------ Input material
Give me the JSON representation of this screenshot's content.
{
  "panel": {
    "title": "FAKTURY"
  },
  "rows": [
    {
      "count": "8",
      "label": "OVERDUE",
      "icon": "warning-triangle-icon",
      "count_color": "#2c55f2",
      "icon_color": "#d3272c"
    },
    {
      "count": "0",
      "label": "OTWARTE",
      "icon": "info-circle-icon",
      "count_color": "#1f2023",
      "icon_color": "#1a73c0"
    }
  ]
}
------------
• _Aim_
Would you write down every record again, exactly?

• _Task response_
Give me the JSON representation of this screenshot's content.
{
  "panel": {
    "title": "FAKTURY"
  },
  "rows": [
    {
      "count": "8",
      "label": "OVERDUE",
      "icon": "warning-triangle-icon",
      "count_color": "#2c55f2",
      "icon_color": "#d3272c"
    },
    {
      "count": "0",
      "label": "OTWARTE",
      "icon": "info-circle-icon",
      "count_color": "#1f2023",
      "icon_color": "#1a73c0"
    }
  ]
}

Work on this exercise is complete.